*Given request*:
Each entry below should be written out exactly as it is, with no pictures.

Structured figure records
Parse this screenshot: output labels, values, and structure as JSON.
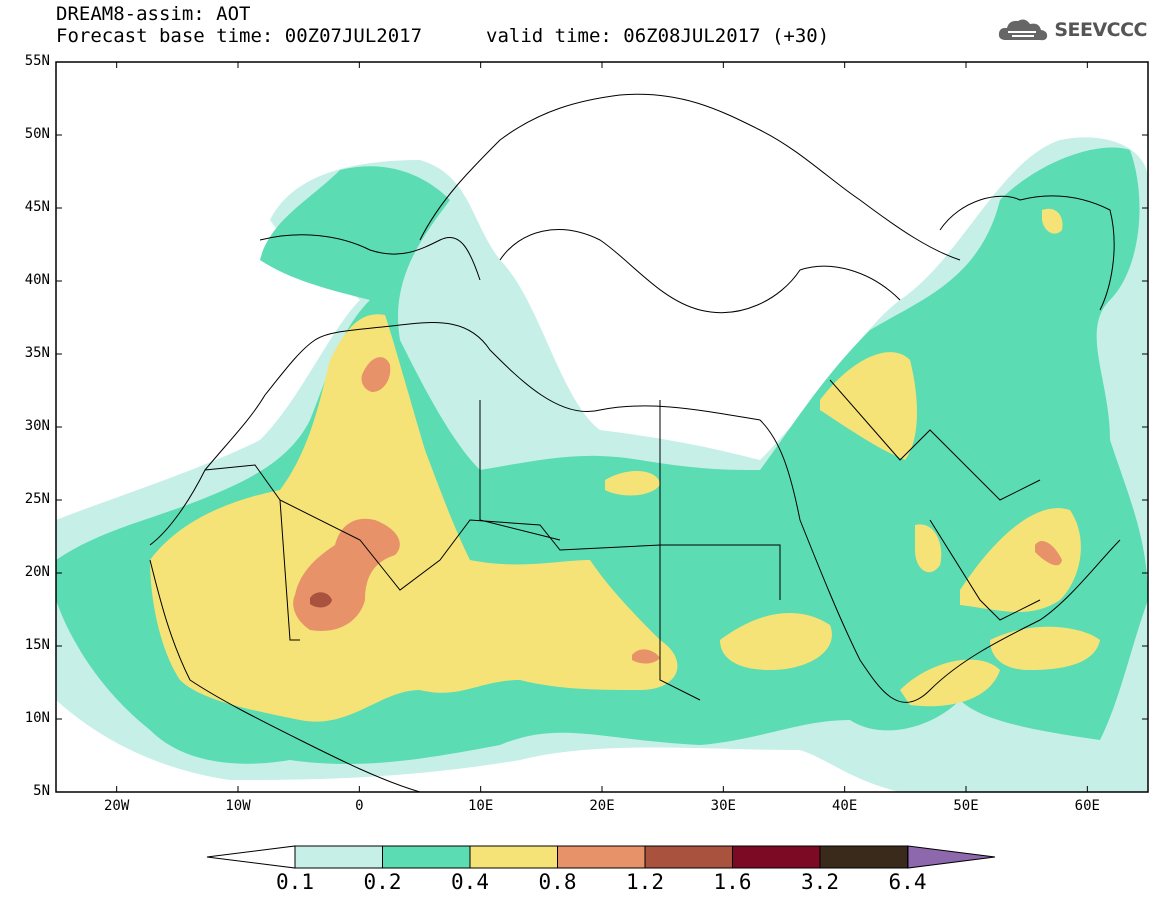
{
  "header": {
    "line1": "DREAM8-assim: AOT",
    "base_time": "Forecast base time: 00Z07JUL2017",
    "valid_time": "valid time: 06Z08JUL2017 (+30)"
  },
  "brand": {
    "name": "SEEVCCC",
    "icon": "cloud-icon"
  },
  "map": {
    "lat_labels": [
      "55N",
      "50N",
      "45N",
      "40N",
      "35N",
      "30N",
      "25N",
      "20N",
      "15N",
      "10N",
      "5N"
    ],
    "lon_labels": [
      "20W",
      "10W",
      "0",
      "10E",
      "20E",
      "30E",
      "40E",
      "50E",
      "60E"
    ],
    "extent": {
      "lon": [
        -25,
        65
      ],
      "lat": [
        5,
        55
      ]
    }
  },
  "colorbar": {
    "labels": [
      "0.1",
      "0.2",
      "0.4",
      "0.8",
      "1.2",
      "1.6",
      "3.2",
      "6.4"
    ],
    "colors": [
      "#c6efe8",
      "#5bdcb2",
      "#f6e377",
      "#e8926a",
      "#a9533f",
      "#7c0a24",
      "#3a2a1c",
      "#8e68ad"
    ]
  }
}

*Solution to the problem*:
Parse this screenshot: output labels, values, and structure as JSON.
{
  "header": {
    "line1": "DREAM8-assim: AOT",
    "base_time": "Forecast base time: 00Z07JUL2017",
    "valid_time": "valid time: 06Z08JUL2017 (+30)"
  },
  "brand": {
    "name": "SEEVCCC",
    "icon": "cloud-icon"
  },
  "map": {
    "lat_labels": [
      "55N",
      "50N",
      "45N",
      "40N",
      "35N",
      "30N",
      "25N",
      "20N",
      "15N",
      "10N",
      "5N"
    ],
    "lon_labels": [
      "20W",
      "10W",
      "0",
      "10E",
      "20E",
      "30E",
      "40E",
      "50E",
      "60E"
    ],
    "extent": {
      "lon": [
        -25,
        65
      ],
      "lat": [
        5,
        55
      ]
    }
  },
  "colorbar": {
    "labels": [
      "0.1",
      "0.2",
      "0.4",
      "0.8",
      "1.2",
      "1.6",
      "3.2",
      "6.4"
    ],
    "colors": [
      "#c6efe8",
      "#5bdcb2",
      "#f6e377",
      "#e8926a",
      "#a9533f",
      "#7c0a24",
      "#3a2a1c",
      "#8e68ad"
    ]
  }
}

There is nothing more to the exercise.